DIRECTION
Please transcribe the data below exactly. Leave the pictures out.

DATASET ROWS
↓

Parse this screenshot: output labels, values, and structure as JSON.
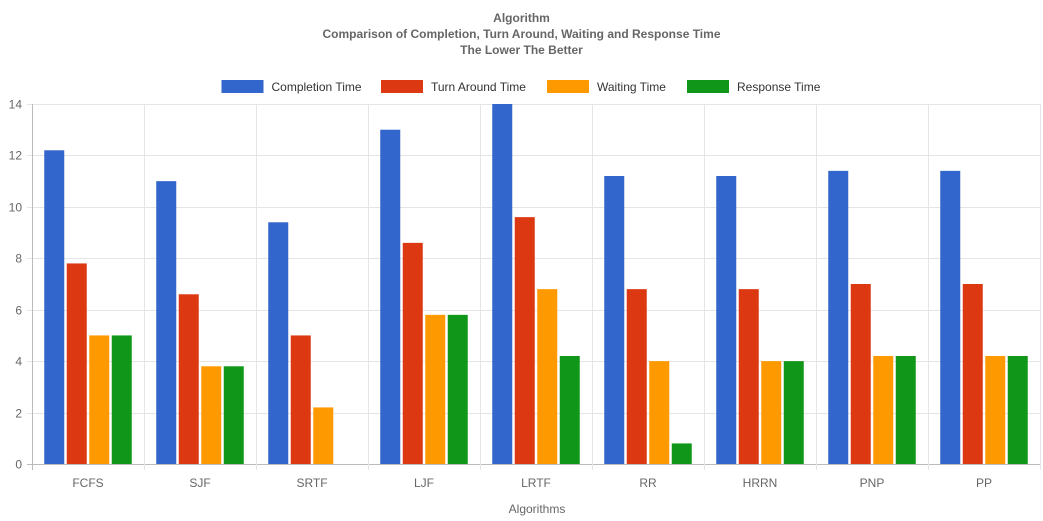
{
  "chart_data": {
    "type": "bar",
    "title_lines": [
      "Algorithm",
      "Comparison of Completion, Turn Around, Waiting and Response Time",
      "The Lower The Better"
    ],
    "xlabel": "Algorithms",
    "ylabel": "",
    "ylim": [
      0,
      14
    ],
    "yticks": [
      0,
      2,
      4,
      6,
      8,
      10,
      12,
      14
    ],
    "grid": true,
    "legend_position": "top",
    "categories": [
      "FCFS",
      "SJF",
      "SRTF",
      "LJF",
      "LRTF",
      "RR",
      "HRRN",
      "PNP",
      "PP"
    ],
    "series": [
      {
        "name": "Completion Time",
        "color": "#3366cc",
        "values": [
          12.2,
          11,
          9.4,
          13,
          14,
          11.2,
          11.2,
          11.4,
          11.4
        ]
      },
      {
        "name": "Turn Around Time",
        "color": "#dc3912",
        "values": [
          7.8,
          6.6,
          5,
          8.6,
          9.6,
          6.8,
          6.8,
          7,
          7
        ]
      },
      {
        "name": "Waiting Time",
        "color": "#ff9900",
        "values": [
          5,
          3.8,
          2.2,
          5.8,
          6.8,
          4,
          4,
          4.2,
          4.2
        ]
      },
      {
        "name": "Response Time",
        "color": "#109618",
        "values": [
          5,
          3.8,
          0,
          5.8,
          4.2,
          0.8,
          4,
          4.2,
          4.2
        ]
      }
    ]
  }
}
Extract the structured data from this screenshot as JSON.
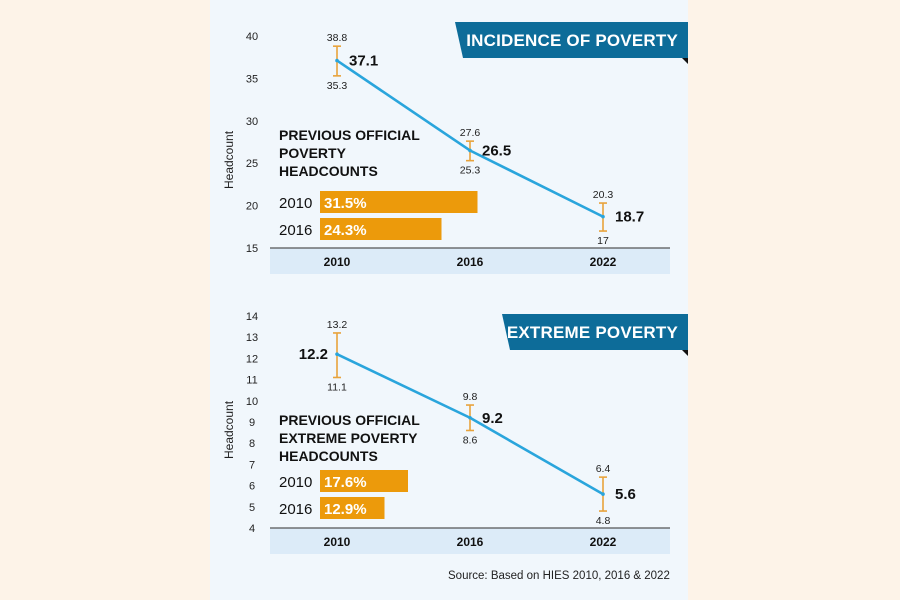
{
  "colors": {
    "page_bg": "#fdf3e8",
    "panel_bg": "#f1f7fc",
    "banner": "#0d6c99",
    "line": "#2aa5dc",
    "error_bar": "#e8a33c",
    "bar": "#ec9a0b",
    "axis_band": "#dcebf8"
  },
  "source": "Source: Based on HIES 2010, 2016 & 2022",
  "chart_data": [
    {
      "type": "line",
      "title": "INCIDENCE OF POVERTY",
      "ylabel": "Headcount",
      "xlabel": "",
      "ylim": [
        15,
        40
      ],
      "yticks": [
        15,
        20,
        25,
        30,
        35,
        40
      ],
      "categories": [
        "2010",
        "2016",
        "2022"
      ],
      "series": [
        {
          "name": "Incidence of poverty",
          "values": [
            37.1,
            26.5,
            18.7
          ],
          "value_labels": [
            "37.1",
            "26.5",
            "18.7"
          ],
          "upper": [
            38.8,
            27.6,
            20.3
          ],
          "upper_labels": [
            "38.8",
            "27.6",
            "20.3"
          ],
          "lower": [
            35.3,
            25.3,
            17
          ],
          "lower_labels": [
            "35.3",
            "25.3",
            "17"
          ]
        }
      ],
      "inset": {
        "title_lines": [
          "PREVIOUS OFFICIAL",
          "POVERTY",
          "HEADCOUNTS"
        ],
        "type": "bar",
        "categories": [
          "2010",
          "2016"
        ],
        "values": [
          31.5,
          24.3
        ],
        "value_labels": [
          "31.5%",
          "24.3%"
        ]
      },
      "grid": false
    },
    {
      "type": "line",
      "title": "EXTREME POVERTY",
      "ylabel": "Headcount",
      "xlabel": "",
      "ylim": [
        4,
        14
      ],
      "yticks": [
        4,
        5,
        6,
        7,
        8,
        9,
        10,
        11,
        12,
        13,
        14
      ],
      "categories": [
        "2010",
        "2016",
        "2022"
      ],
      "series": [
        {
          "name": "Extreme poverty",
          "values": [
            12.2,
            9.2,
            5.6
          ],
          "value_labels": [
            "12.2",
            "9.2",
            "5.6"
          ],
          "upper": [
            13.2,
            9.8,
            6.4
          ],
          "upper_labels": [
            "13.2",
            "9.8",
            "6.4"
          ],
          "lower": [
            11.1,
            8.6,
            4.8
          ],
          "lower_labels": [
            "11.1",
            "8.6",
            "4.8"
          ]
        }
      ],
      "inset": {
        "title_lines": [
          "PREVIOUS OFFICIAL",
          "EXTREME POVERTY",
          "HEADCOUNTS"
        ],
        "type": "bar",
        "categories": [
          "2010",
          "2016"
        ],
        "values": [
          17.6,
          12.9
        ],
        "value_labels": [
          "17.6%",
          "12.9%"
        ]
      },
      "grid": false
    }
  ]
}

↑

ANSWER FOR THE TASK
Parse this screenshot: output labels, values, and structure as JSON.
{
  "chart_data": {
    "type": "bar",
    "title_lines": [
      "Algorithm",
      "Comparison of Completion, Turn Around, Waiting and Response Time",
      "The Lower The Better"
    ],
    "xlabel": "Algorithms",
    "ylabel": "",
    "ylim": [
      0,
      14
    ],
    "yticks": [
      0,
      2,
      4,
      6,
      8,
      10,
      12,
      14
    ],
    "grid": true,
    "legend_position": "top",
    "categories": [
      "FCFS",
      "SJF",
      "SRTF",
      "LJF",
      "LRTF",
      "RR",
      "HRRN",
      "PNP",
      "PP"
    ],
    "series": [
      {
        "name": "Completion Time",
        "color": "#3366cc",
        "values": [
          12.2,
          11,
          9.4,
          13,
          14,
          11.2,
          11.2,
          11.4,
          11.4
        ]
      },
      {
        "name": "Turn Around Time",
        "color": "#dc3912",
        "values": [
          7.8,
          6.6,
          5,
          8.6,
          9.6,
          6.8,
          6.8,
          7,
          7
        ]
      },
      {
        "name": "Waiting Time",
        "color": "#ff9900",
        "values": [
          5,
          3.8,
          2.2,
          5.8,
          6.8,
          4,
          4,
          4.2,
          4.2
        ]
      },
      {
        "name": "Response Time",
        "color": "#109618",
        "values": [
          5,
          3.8,
          0,
          5.8,
          4.2,
          0.8,
          4,
          4.2,
          4.2
        ]
      }
    ]
  }
}
Extract the structured data from this screenshot as JSON.
{
  "colors": {
    "page_bg": "#fdf3e8",
    "panel_bg": "#f1f7fc",
    "banner": "#0d6c99",
    "line": "#2aa5dc",
    "error_bar": "#e8a33c",
    "bar": "#ec9a0b",
    "axis_band": "#dcebf8"
  },
  "source": "Source: Based on HIES 2010, 2016 & 2022",
  "chart_data": [
    {
      "type": "line",
      "title": "INCIDENCE OF POVERTY",
      "ylabel": "Headcount",
      "xlabel": "",
      "ylim": [
        15,
        40
      ],
      "yticks": [
        15,
        20,
        25,
        30,
        35,
        40
      ],
      "categories": [
        "2010",
        "2016",
        "2022"
      ],
      "series": [
        {
          "name": "Incidence of poverty",
          "values": [
            37.1,
            26.5,
            18.7
          ],
          "value_labels": [
            "37.1",
            "26.5",
            "18.7"
          ],
          "upper": [
            38.8,
            27.6,
            20.3
          ],
          "upper_labels": [
            "38.8",
            "27.6",
            "20.3"
          ],
          "lower": [
            35.3,
            25.3,
            17
          ],
          "lower_labels": [
            "35.3",
            "25.3",
            "17"
          ]
        }
      ],
      "inset": {
        "title_lines": [
          "PREVIOUS OFFICIAL",
          "POVERTY",
          "HEADCOUNTS"
        ],
        "type": "bar",
        "categories": [
          "2010",
          "2016"
        ],
        "values": [
          31.5,
          24.3
        ],
        "value_labels": [
          "31.5%",
          "24.3%"
        ]
      },
      "grid": false
    },
    {
      "type": "line",
      "title": "EXTREME POVERTY",
      "ylabel": "Headcount",
      "xlabel": "",
      "ylim": [
        4,
        14
      ],
      "yticks": [
        4,
        5,
        6,
        7,
        8,
        9,
        10,
        11,
        12,
        13,
        14
      ],
      "categories": [
        "2010",
        "2016",
        "2022"
      ],
      "series": [
        {
          "name": "Extreme poverty",
          "values": [
            12.2,
            9.2,
            5.6
          ],
          "value_labels": [
            "12.2",
            "9.2",
            "5.6"
          ],
          "upper": [
            13.2,
            9.8,
            6.4
          ],
          "upper_labels": [
            "13.2",
            "9.8",
            "6.4"
          ],
          "lower": [
            11.1,
            8.6,
            4.8
          ],
          "lower_labels": [
            "11.1",
            "8.6",
            "4.8"
          ]
        }
      ],
      "inset": {
        "title_lines": [
          "PREVIOUS OFFICIAL",
          "EXTREME POVERTY",
          "HEADCOUNTS"
        ],
        "type": "bar",
        "categories": [
          "2010",
          "2016"
        ],
        "values": [
          17.6,
          12.9
        ],
        "value_labels": [
          "17.6%",
          "12.9%"
        ]
      },
      "grid": false
    }
  ]
}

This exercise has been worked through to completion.